### Work to do
From the first line of the data through the line containing "observed-point [577,1062,612,1093]", rewrite each line with "y-tick-label" replaced by "y-axis-label" and nothing else altered.

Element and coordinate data

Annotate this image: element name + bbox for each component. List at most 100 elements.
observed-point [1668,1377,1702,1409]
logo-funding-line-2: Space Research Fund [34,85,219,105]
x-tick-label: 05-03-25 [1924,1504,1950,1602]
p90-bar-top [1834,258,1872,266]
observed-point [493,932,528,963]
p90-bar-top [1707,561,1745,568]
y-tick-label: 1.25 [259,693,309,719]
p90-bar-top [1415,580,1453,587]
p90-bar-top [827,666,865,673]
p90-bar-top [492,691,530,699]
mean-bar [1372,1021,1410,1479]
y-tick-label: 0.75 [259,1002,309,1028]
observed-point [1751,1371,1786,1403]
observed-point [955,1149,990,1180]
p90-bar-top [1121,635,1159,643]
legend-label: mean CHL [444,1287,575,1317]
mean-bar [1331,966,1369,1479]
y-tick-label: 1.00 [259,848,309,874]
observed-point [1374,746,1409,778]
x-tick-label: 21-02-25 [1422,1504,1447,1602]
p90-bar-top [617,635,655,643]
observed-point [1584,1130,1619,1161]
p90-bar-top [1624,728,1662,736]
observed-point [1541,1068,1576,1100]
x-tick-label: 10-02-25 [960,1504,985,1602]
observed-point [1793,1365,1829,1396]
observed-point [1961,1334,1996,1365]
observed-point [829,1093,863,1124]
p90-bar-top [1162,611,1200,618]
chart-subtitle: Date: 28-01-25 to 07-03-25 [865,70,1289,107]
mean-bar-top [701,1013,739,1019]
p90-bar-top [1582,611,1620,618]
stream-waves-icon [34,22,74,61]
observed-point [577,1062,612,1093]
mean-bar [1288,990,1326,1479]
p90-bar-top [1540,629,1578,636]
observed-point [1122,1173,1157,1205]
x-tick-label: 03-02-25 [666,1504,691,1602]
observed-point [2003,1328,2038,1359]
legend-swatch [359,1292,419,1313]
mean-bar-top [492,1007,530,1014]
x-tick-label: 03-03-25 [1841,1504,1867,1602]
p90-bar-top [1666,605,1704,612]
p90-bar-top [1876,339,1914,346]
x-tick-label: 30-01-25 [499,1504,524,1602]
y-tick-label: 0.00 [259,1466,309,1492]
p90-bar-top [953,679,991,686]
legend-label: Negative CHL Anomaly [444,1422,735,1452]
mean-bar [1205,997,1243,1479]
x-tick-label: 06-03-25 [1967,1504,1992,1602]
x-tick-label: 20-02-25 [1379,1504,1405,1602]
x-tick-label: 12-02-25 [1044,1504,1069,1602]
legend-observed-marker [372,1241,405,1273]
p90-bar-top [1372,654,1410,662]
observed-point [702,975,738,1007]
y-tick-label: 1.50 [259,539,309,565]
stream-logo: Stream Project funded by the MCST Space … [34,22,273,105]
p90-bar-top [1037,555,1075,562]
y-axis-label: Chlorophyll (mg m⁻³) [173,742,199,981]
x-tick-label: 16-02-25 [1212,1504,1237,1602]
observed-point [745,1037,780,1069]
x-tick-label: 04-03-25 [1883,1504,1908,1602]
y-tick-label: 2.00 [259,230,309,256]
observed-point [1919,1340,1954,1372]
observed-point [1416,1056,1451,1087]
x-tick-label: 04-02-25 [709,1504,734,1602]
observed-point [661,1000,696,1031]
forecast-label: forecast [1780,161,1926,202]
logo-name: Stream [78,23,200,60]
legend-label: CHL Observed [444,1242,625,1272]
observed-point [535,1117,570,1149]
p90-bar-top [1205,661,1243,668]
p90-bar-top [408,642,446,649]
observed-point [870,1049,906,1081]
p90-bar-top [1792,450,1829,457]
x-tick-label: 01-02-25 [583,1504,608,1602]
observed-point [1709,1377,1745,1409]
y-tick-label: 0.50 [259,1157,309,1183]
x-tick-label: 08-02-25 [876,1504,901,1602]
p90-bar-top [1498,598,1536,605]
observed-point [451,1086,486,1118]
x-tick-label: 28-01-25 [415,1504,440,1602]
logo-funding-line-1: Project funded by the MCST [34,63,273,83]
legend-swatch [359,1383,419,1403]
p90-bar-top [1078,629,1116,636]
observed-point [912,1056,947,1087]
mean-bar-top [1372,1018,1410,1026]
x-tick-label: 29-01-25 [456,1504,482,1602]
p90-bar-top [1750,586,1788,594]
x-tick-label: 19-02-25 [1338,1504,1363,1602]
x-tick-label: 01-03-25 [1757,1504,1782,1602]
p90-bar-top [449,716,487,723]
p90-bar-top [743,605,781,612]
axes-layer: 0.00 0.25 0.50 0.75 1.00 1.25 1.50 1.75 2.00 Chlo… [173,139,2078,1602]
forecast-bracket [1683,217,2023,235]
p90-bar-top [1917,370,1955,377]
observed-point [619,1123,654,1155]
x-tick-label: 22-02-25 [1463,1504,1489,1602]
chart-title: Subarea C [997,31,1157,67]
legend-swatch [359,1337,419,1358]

### Problem solution
Annotate this image: element name + bbox for each component. List at most 100 elements.
observed-point [1668,1377,1702,1409]
logo-funding-line-2: Space Research Fund [34,85,219,105]
x-tick-label: 05-03-25 [1924,1504,1950,1602]
p90-bar-top [1834,258,1872,266]
observed-point [493,932,528,963]
p90-bar-top [1707,561,1745,568]
y-axis-label: 1.25 [259,693,309,719]
p90-bar-top [1415,580,1453,587]
p90-bar-top [827,666,865,673]
p90-bar-top [492,691,530,699]
mean-bar [1372,1021,1410,1479]
y-axis-label: 0.75 [259,1002,309,1028]
observed-point [1751,1371,1786,1403]
observed-point [955,1149,990,1180]
p90-bar-top [1121,635,1159,643]
legend-label: mean CHL [444,1287,575,1317]
mean-bar [1331,966,1369,1479]
y-axis-label: 1.00 [259,848,309,874]
observed-point [1374,746,1409,778]
x-tick-label: 21-02-25 [1422,1504,1447,1602]
p90-bar-top [617,635,655,643]
observed-point [1584,1130,1619,1161]
p90-bar-top [1624,728,1662,736]
observed-point [1541,1068,1576,1100]
x-tick-label: 10-02-25 [960,1504,985,1602]
observed-point [1793,1365,1829,1396]
observed-point [1961,1334,1996,1365]
observed-point [829,1093,863,1124]
p90-bar-top [1162,611,1200,618]
chart-subtitle: Date: 28-01-25 to 07-03-25 [865,70,1289,107]
mean-bar-top [701,1013,739,1019]
p90-bar-top [1582,611,1620,618]
stream-waves-icon [34,22,74,61]
observed-point [577,1062,612,1093]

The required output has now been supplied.